◆ PROBLEM:
All lines of the records below that contain the word "teaching" must be listed.

[Entries of transcribed document text]

>>

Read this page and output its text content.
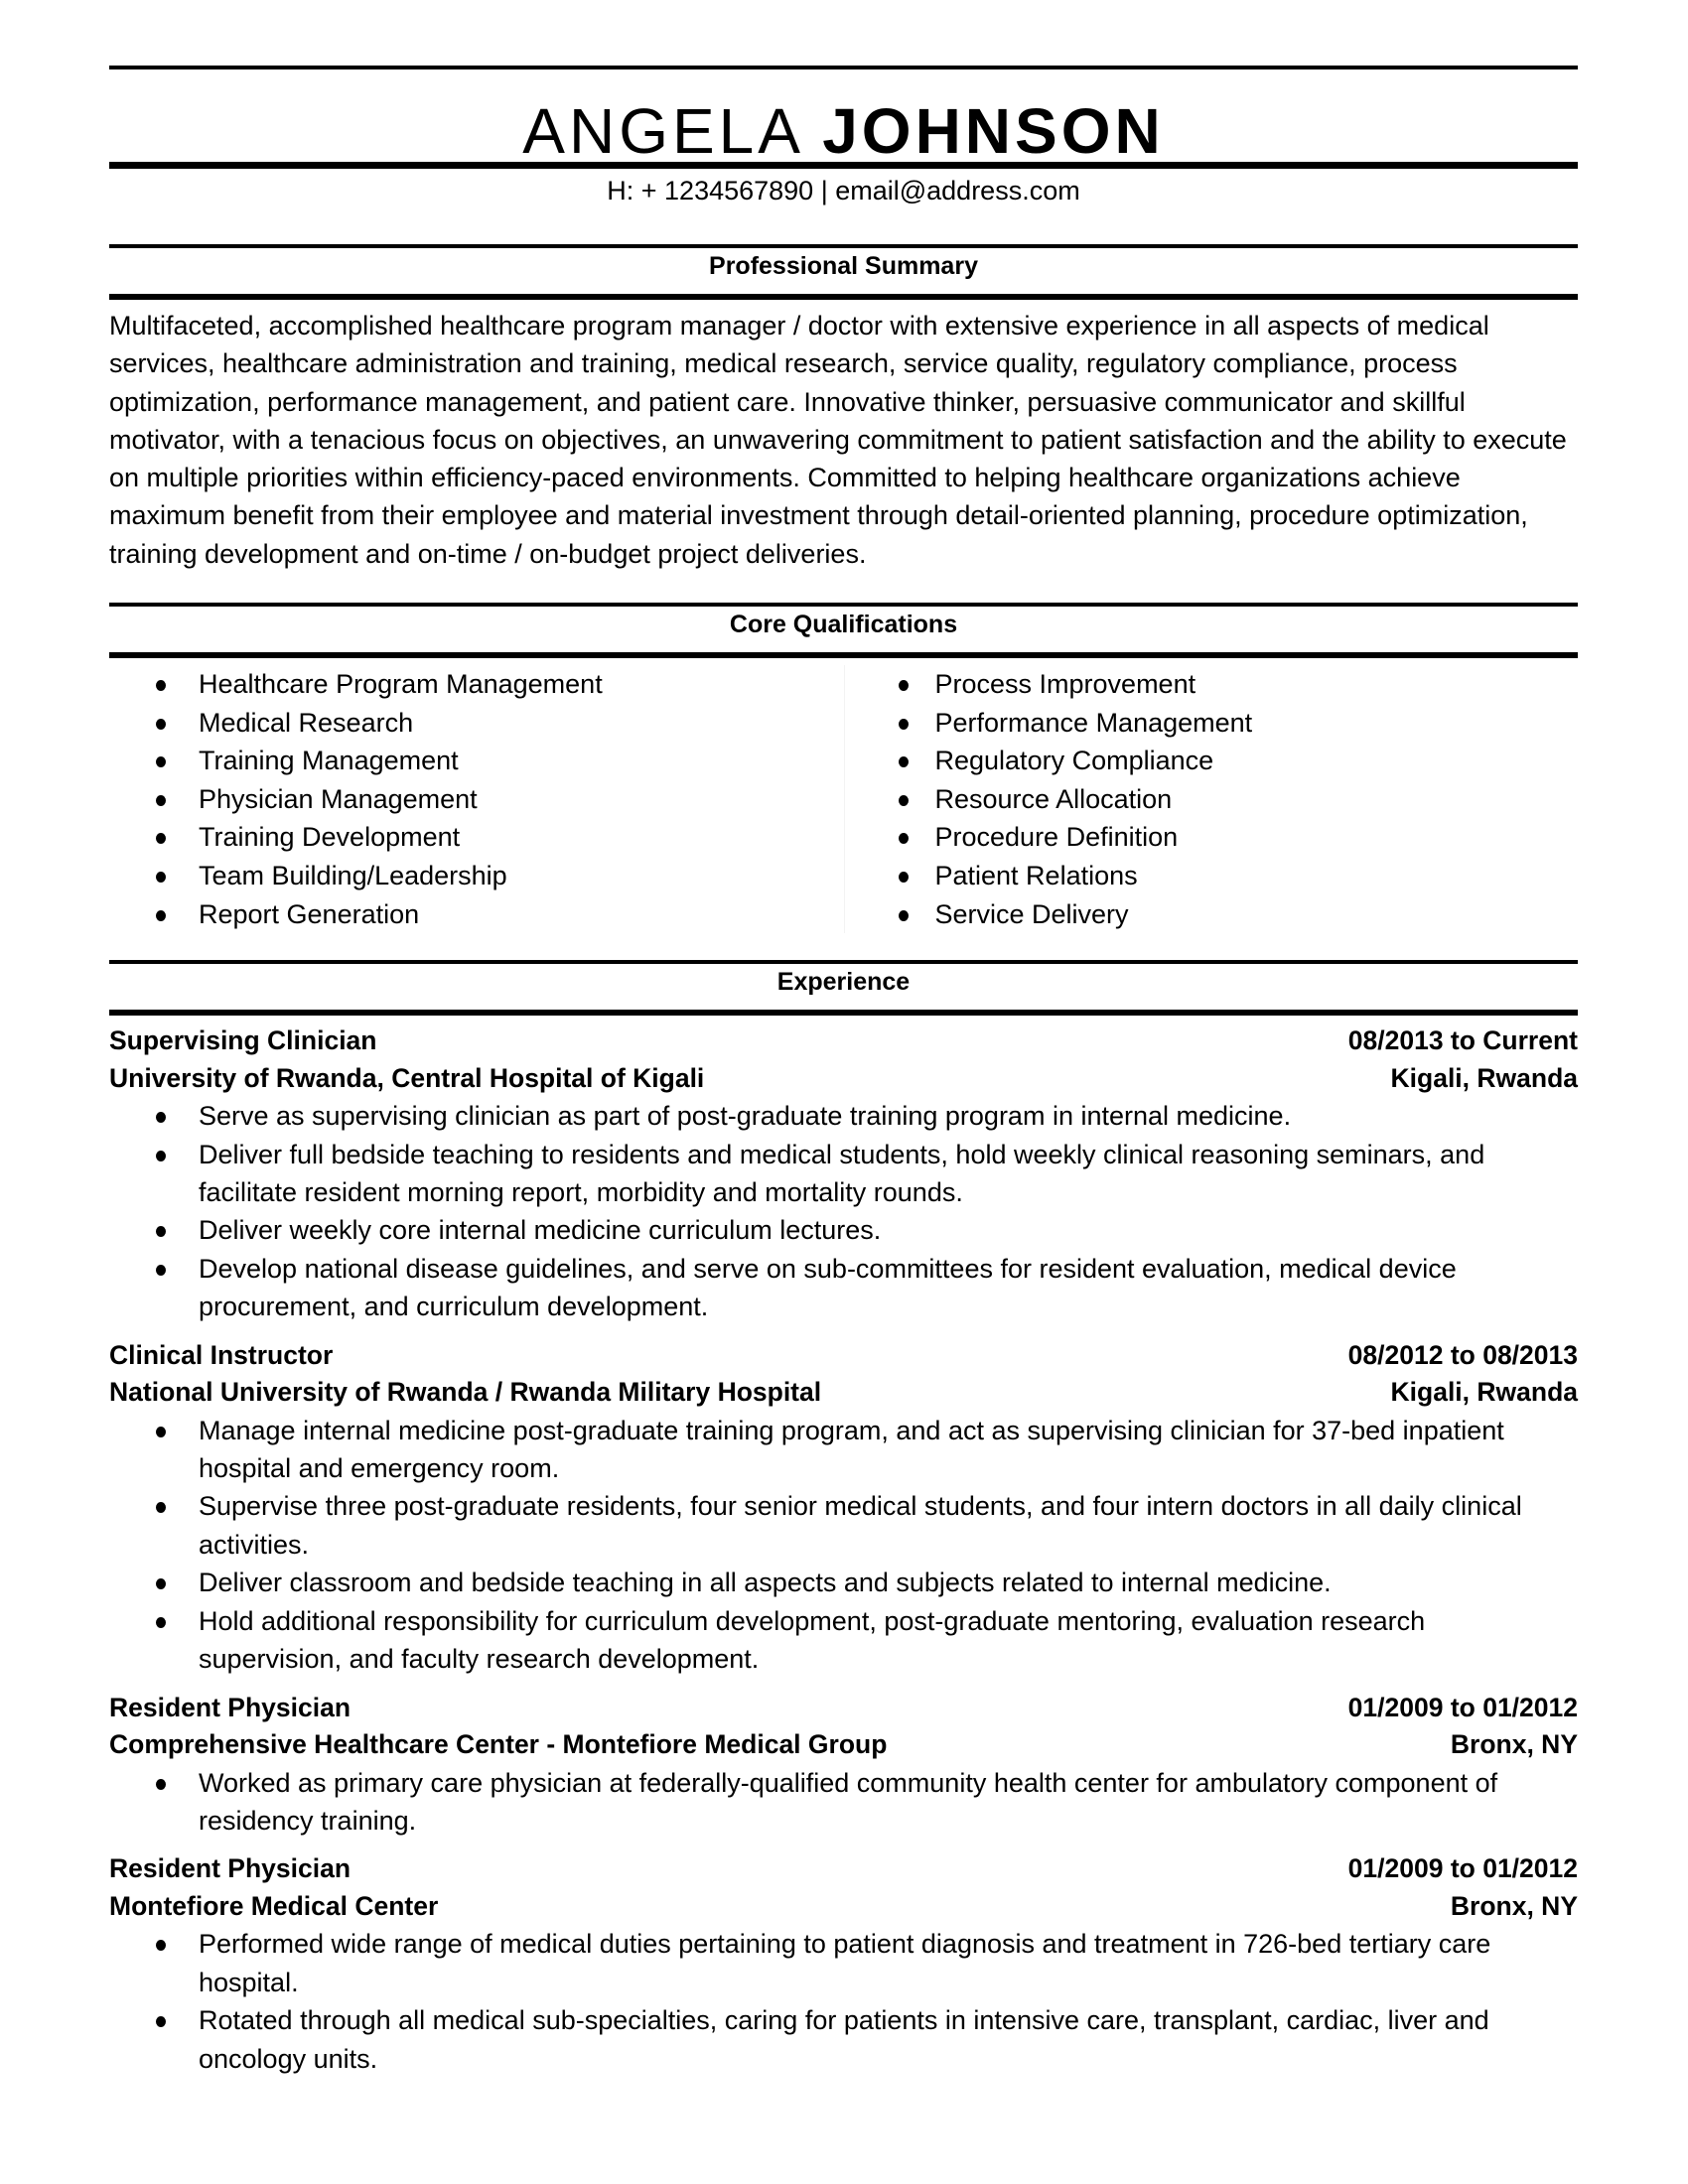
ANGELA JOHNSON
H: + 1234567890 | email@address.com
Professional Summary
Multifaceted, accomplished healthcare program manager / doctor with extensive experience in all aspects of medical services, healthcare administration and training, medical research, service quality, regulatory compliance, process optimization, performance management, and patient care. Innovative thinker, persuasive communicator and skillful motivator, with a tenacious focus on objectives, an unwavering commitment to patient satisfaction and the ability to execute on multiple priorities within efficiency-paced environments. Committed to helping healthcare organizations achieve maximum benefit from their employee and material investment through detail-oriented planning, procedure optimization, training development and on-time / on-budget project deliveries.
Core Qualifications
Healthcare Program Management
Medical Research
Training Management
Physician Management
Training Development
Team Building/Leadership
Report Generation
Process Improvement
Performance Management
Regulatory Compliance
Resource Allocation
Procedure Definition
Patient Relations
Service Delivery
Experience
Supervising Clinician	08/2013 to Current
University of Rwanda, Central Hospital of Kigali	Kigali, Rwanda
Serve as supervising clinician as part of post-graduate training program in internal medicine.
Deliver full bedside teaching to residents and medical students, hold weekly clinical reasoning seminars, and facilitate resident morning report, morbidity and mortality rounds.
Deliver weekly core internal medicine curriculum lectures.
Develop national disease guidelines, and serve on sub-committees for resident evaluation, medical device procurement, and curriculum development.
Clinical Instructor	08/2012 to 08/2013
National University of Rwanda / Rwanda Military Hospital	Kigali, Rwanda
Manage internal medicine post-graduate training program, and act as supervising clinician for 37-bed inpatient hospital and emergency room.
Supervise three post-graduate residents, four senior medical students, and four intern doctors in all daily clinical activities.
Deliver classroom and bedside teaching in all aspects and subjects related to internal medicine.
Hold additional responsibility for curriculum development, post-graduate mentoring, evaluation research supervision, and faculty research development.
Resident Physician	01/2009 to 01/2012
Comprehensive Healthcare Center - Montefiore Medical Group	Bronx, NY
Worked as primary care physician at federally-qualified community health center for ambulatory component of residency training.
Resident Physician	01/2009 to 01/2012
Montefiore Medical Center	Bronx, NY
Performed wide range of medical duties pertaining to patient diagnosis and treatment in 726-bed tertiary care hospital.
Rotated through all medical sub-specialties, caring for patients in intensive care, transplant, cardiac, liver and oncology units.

<<
>>

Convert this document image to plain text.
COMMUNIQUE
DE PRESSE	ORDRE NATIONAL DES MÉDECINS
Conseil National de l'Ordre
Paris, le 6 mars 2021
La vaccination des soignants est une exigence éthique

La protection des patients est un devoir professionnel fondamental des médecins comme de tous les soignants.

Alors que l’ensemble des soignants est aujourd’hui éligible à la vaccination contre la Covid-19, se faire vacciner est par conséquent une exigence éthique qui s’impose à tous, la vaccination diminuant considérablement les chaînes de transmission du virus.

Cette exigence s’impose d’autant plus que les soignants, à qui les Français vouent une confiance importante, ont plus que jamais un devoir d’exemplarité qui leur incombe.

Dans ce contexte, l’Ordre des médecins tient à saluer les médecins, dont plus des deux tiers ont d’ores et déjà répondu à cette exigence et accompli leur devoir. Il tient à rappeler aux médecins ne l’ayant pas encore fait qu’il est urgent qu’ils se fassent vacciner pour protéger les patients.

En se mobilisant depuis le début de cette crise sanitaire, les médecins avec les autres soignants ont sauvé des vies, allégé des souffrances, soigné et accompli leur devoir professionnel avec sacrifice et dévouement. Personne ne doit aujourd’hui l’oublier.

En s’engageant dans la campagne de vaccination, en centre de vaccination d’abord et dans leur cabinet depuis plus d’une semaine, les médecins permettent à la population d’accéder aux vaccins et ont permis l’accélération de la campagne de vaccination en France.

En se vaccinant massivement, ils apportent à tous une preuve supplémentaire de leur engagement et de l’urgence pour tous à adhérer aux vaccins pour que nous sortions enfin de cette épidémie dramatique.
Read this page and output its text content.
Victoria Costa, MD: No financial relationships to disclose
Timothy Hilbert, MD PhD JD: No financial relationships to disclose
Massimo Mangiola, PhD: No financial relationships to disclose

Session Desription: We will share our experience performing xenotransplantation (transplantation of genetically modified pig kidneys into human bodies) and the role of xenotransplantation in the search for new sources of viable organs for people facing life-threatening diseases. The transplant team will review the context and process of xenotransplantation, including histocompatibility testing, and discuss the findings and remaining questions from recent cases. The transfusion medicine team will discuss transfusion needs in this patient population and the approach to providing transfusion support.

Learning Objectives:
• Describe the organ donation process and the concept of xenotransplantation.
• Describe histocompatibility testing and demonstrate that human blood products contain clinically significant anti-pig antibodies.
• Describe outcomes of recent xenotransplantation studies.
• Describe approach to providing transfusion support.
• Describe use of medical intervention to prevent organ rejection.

<<

◆ SOLUTION BELOW:
Deliver full bedside teaching to residents and medical students, hold weekly clinical reasoning seminars, and facilitate resident morning report, morbidity and mortality rounds.
Deliver classroom and bedside teaching in all aspects and subjects related to internal medicine.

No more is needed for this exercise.